* GOAL: Say how many lines include the word "unpleasant". Reply with nothing but the number.

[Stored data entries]
=======

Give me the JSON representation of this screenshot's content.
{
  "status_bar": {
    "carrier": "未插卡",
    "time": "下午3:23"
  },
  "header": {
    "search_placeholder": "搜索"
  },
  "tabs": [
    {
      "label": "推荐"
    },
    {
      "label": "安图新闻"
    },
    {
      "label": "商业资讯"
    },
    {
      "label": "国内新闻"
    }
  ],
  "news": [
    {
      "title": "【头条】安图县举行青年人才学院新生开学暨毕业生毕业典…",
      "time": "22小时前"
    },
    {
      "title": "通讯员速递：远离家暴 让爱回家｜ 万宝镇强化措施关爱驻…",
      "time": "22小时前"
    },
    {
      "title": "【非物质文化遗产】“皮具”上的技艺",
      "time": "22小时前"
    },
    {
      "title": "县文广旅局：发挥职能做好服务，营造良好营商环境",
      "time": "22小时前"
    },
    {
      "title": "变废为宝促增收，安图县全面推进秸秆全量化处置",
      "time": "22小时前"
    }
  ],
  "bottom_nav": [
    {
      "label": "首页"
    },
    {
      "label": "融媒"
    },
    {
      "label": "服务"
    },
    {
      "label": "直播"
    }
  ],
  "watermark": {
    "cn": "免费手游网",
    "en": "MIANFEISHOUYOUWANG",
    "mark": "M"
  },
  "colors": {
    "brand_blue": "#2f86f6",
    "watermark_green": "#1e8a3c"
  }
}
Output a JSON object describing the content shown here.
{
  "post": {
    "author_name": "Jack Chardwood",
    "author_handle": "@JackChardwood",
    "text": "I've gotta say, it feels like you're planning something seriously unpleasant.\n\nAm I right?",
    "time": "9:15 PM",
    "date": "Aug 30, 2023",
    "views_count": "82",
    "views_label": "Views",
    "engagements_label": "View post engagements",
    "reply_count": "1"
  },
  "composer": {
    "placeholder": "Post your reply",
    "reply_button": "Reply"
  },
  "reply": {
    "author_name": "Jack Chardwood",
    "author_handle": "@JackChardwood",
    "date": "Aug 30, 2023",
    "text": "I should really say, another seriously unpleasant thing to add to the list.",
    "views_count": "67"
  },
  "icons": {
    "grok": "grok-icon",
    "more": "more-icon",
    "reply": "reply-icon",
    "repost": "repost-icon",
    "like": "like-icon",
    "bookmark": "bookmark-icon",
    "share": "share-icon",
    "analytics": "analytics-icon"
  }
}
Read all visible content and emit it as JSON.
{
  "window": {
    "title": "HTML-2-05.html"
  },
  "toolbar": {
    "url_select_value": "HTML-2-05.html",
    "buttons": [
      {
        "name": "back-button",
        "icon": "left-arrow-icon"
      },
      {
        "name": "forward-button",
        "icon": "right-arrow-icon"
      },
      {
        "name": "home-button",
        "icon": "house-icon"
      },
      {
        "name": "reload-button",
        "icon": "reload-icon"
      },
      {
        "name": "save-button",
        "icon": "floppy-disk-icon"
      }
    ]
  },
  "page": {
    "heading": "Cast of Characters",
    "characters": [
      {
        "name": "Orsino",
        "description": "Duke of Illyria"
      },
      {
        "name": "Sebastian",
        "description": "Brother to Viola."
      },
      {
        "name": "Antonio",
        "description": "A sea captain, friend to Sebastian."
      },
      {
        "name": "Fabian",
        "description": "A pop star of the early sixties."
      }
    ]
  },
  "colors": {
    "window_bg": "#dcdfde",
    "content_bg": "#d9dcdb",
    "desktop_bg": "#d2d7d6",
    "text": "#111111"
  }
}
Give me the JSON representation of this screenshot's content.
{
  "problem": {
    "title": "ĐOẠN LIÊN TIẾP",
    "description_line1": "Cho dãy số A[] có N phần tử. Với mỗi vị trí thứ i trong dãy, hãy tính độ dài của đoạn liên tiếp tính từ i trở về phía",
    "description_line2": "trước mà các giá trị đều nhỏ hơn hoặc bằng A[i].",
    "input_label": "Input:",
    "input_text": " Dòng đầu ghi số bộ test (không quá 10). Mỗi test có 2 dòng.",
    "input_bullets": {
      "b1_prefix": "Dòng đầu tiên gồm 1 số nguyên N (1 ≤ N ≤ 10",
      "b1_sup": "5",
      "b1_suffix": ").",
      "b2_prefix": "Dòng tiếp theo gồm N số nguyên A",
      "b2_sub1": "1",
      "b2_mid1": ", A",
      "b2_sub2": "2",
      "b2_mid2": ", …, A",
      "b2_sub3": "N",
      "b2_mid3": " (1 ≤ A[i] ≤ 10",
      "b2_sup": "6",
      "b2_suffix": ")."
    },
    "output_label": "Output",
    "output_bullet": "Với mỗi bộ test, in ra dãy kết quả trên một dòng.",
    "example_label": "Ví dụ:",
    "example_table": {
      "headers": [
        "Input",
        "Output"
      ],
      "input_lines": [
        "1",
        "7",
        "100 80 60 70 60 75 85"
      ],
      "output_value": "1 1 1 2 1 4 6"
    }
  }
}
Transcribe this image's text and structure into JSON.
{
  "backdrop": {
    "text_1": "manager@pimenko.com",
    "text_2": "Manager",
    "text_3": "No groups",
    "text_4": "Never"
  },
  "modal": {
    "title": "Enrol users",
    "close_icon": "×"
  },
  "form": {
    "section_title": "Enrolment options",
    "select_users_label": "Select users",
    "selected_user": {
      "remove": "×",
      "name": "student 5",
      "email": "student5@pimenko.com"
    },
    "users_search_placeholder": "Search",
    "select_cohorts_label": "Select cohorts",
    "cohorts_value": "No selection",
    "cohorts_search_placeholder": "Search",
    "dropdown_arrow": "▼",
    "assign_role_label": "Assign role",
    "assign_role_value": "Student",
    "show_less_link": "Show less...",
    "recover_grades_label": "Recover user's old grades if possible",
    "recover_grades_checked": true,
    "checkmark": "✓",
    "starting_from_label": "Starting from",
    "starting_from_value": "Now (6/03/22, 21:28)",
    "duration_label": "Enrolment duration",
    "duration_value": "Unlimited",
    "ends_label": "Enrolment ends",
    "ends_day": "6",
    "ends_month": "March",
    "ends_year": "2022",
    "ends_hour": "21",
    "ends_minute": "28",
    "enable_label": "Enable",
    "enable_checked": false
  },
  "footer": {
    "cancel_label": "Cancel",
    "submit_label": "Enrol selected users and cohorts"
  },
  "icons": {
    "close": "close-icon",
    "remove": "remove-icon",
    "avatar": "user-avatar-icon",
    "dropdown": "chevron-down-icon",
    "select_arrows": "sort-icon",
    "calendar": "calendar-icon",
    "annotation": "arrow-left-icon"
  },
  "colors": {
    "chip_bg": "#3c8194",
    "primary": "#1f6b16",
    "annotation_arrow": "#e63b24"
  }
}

=======

* OUTPUT OF THE TASK: 2